### Exercise details:
The reply must reproduce each line below exactly.

---

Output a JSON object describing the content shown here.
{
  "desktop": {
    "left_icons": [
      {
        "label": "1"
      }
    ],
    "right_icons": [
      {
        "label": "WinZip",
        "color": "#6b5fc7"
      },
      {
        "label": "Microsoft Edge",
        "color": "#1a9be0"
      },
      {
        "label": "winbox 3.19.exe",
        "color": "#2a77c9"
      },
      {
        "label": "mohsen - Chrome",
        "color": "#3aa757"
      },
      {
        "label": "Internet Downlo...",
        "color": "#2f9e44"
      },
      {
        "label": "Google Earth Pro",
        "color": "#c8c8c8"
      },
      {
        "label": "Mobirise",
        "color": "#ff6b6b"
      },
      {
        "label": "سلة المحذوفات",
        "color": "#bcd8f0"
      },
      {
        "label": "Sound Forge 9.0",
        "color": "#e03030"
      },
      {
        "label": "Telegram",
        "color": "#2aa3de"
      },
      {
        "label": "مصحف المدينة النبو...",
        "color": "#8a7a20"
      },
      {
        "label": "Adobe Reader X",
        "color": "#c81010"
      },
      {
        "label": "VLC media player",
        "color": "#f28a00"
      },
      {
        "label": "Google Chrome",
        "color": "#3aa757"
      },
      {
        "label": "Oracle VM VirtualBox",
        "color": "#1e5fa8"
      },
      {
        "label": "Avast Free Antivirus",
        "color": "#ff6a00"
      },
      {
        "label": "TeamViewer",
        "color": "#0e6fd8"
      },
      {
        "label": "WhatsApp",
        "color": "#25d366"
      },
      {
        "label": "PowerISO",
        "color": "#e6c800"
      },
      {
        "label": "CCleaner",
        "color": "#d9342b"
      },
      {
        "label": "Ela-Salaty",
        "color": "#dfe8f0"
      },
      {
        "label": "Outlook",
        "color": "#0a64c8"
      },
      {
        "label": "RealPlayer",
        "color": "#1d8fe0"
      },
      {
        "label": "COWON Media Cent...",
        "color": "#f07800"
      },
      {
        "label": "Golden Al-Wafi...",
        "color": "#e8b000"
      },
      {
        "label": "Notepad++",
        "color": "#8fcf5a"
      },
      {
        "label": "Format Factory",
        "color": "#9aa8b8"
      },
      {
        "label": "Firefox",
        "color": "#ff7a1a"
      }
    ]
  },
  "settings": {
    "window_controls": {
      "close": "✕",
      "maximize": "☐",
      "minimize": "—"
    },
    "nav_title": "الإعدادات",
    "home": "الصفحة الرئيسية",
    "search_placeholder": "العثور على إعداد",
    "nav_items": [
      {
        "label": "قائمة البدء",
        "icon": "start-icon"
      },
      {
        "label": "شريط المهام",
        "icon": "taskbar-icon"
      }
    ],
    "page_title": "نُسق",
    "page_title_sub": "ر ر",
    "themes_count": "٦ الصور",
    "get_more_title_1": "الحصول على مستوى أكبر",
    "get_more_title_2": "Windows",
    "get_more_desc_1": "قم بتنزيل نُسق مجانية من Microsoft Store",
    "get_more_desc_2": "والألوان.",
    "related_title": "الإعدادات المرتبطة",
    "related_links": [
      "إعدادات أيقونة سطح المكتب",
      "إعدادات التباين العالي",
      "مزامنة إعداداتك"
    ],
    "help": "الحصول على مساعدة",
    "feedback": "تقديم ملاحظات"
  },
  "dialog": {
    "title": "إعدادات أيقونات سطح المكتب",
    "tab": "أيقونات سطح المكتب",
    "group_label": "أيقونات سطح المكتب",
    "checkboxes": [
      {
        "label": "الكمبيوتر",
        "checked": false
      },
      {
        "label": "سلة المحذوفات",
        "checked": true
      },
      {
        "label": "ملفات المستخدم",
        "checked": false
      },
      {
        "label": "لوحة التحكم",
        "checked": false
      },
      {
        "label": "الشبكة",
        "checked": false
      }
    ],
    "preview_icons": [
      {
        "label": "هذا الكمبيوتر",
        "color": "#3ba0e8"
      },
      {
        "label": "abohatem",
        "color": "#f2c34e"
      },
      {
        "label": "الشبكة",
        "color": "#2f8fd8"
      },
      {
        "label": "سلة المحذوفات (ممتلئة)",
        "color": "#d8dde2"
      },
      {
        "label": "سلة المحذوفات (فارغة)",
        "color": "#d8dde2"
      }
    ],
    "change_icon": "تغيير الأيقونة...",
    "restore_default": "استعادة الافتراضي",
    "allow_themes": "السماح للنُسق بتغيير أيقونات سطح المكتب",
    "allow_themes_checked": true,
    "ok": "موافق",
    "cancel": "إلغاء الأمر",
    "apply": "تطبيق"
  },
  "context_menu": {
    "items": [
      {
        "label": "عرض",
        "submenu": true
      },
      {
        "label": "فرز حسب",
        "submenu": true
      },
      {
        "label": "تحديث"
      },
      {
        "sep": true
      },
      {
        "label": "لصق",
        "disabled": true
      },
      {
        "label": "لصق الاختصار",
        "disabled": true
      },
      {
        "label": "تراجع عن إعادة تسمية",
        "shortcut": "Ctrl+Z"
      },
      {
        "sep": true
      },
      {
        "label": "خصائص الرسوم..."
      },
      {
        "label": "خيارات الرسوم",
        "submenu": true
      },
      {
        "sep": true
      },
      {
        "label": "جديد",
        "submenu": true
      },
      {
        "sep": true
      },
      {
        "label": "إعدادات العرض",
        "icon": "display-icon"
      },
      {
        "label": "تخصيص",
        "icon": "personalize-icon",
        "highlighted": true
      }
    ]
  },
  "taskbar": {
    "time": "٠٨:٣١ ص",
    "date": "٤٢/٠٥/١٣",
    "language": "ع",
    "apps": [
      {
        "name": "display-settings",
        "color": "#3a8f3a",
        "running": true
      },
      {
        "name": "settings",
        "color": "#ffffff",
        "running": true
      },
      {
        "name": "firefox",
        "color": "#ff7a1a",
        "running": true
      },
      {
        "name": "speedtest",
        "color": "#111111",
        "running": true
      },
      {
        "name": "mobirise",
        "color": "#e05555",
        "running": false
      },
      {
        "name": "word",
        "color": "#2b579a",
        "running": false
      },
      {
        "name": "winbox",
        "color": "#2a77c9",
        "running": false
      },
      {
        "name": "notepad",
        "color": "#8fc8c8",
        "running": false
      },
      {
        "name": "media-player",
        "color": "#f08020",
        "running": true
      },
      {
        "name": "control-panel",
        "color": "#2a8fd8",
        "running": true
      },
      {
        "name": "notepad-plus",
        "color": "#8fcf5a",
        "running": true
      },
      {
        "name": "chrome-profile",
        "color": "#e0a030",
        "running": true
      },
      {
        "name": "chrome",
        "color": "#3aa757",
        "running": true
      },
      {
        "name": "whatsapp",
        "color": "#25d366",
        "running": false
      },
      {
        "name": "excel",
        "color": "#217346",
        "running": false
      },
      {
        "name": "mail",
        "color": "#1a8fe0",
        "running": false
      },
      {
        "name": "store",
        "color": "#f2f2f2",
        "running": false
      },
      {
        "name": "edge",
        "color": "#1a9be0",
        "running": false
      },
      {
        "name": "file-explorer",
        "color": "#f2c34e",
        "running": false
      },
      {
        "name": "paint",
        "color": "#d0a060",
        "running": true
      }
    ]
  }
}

---

### Task response:
Output a JSON object describing the content shown here.
{
  "desktop": {
    "left_icons": [
      {
        "label": "1"
      }
    ],
    "right_icons": [
      {
        "label": "WinZip",
        "color": "#6b5fc7"
      },
      {
        "label": "Microsoft Edge",
        "color": "#1a9be0"
      },
      {
        "label": "winbox 3.19.exe",
        "color": "#2a77c9"
      },
      {
        "label": "mohsen - Chrome",
        "color": "#3aa757"
      },
      {
        "label": "Internet Downlo...",
        "color": "#2f9e44"
      },
      {
        "label": "Google Earth Pro",
        "color": "#c8c8c8"
      },
      {
        "label": "Mobirise",
        "color": "#ff6b6b"
      },
      {
        "label": "سلة المحذوفات",
        "color": "#bcd8f0"
      },
      {
        "label": "Sound Forge 9.0",
        "color": "#e03030"
      },
      {
        "label": "Telegram",
        "color": "#2aa3de"
      },
      {
        "label": "مصحف المدينة النبو...",
        "color": "#8a7a20"
      },
      {
        "label": "Adobe Reader X",
        "color": "#c81010"
      },
      {
        "label": "VLC media player",
        "color": "#f28a00"
      },
      {
        "label": "Google Chrome",
        "color": "#3aa757"
      },
      {
        "label": "Oracle VM VirtualBox",
        "color": "#1e5fa8"
      },
      {
        "label": "Avast Free Antivirus",
        "color": "#ff6a00"
      },
      {
        "label": "TeamViewer",
        "color": "#0e6fd8"
      },
      {
        "label": "WhatsApp",
        "color": "#25d366"
      },
      {
        "label": "PowerISO",
        "color": "#e6c800"
      },
      {
        "label": "CCleaner",
        "color": "#d9342b"
      },
      {
        "label": "Ela-Salaty",
        "color": "#dfe8f0"
      },
      {
        "label": "Outlook",
        "color": "#0a64c8"
      },
      {
        "label": "RealPlayer",
        "color": "#1d8fe0"
      },
      {
        "label": "COWON Media Cent...",
        "color": "#f07800"
      },
      {
        "label": "Golden Al-Wafi...",
        "color": "#e8b000"
      },
      {
        "label": "Notepad++",
        "color": "#8fcf5a"
      },
      {
        "label": "Format Factory",
        "color": "#9aa8b8"
      },
      {
        "label": "Firefox",
        "color": "#ff7a1a"
      }
    ]
  },
  "settings": {
    "window_controls": {
      "close": "✕",
      "maximize": "☐",
      "minimize": "—"
    },
    "nav_title": "الإعدادات",
    "home": "الصفحة الرئيسية",
    "search_placeholder": "العثور على إعداد",
    "nav_items": [
      {
        "label": "قائمة البدء",
        "icon": "start-icon"
      },
      {
        "label": "شريط المهام",
        "icon": "taskbar-icon"
      }
    ],
    "page_title": "نُسق",
    "page_title_sub": "ر ر",
    "themes_count": "٦ الصور",
    "get_more_title_1": "الحصول على مستوى أكبر",
    "get_more_title_2": "Windows",
    "get_more_desc_1": "قم بتنزيل نُسق مجانية من Microsoft Store",
    "get_more_desc_2": "والألوان.",
    "related_title": "الإعدادات المرتبطة",
    "related_links": [
      "إعدادات أيقونة سطح المكتب",
      "إعدادات التباين العالي",
      "مزامنة إعداداتك"
    ],
    "help": "الحصول على مساعدة",
    "feedback": "تقديم ملاحظات"
  },
  "dialog": {
    "title": "إعدادات أيقونات سطح المكتب",
    "tab": "أيقونات سطح المكتب",
    "group_label": "أيقونات سطح المكتب",
    "checkboxes": [
      {
        "label": "الكمبيوتر",
        "checked": false
      },
      {
        "label": "سلة المحذوفات",
        "checked": true
      },
      {
        "label": "ملفات المستخدم",
        "checked": false
      },
      {
        "label": "لوحة التحكم",
        "checked": false
      },
      {
        "label": "الشبكة",
        "checked": false
      }
    ],
    "preview_icons": [
      {
        "label": "هذا الكمبيوتر",
        "color": "#3ba0e8"
      },
      {
        "label": "abohatem",
        "color": "#f2c34e"
      },
      {
        "label": "الشبكة",
        "color": "#2f8fd8"
      },
      {
        "label": "سلة المحذوفات (ممتلئة)",
        "color": "#d8dde2"
      },
      {
        "label": "سلة المحذوفات (فارغة)",
        "color": "#d8dde2"
      }
    ],
    "change_icon": "تغيير الأيقونة...",
    "restore_default": "استعادة الافتراضي",
    "allow_themes": "السماح للنُسق بتغيير أيقونات سطح المكتب",
    "allow_themes_checked": true,
    "ok": "موافق",
    "cancel": "إلغاء الأمر",
    "apply": "تطبيق"
  },
  "context_menu": {
    "items": [
      {
        "label": "عرض",
        "submenu": true
      },
      {
        "label": "فرز حسب",
        "submenu": true
      },
      {
        "label": "تحديث"
      },
      {
        "sep": true
      },
      {
        "label": "لصق",
        "disabled": true
      },
      {
        "label": "لصق الاختصار",
        "disabled": true
      },
      {
        "label": "تراجع عن إعادة تسمية",
        "shortcut": "Ctrl+Z"
      },
      {
        "sep": true
      },
      {
        "label": "خصائص الرسوم..."
      },
      {
        "label": "خيارات الرسوم",
        "submenu": true
      },
      {
        "sep": true
      },
      {
        "label": "جديد",
        "submenu": true
      },
      {
        "sep": true
      },
      {
        "label": "إعدادات العرض",
        "icon": "display-icon"
      },
      {
        "label": "تخصيص",
        "icon": "personalize-icon",
        "highlighted": true
      }
    ]
  },
  "taskbar": {
    "time": "٠٨:٣١ ص",
    "date": "٤٢/٠٥/١٣",
    "language": "ع",
    "apps": [
      {
        "name": "display-settings",
        "color": "#3a8f3a",
        "running": true
      },
      {
        "name": "settings",
        "color": "#ffffff",
        "running": true
      },
      {
        "name": "firefox",
        "color": "#ff7a1a",
        "running": true
      },
      {
        "name": "speedtest",
        "color": "#111111",
        "running": true
      },
      {
        "name": "mobirise",
        "color": "#e05555",
        "running": false
      },
      {
        "name": "word",
        "color": "#2b579a",
        "running": false
      },
      {
        "name": "winbox",
        "color": "#2a77c9",
        "running": false
      },
      {
        "name": "notepad",
        "color": "#8fc8c8",
        "running": false
      },
      {
        "name": "media-player",
        "color": "#f08020",
        "running": true
      },
      {
        "name": "control-panel",
        "color": "#2a8fd8",
        "running": true
      },
      {
        "name": "notepad-plus",
        "color": "#8fcf5a",
        "running": true
      },
      {
        "name": "chrome-profile",
        "color": "#e0a030",
        "running": true
      },
      {
        "name": "chrome",
        "color": "#3aa757",
        "running": true
      },
      {
        "name": "whatsapp",
        "color": "#25d366",
        "running": false
      },
      {
        "name": "excel",
        "color": "#217346",
        "running": false
      },
      {
        "name": "mail",
        "color": "#1a8fe0",
        "running": false
      },
      {
        "name": "store",
        "color": "#f2f2f2",
        "running": false
      },
      {
        "name": "edge",
        "color": "#1a9be0",
        "running": false
      },
      {
        "name": "file-explorer",
        "color": "#f2c34e",
        "running": false
      },
      {
        "name": "paint",
        "color": "#d0a060",
        "running": true
      }
    ]
  }
}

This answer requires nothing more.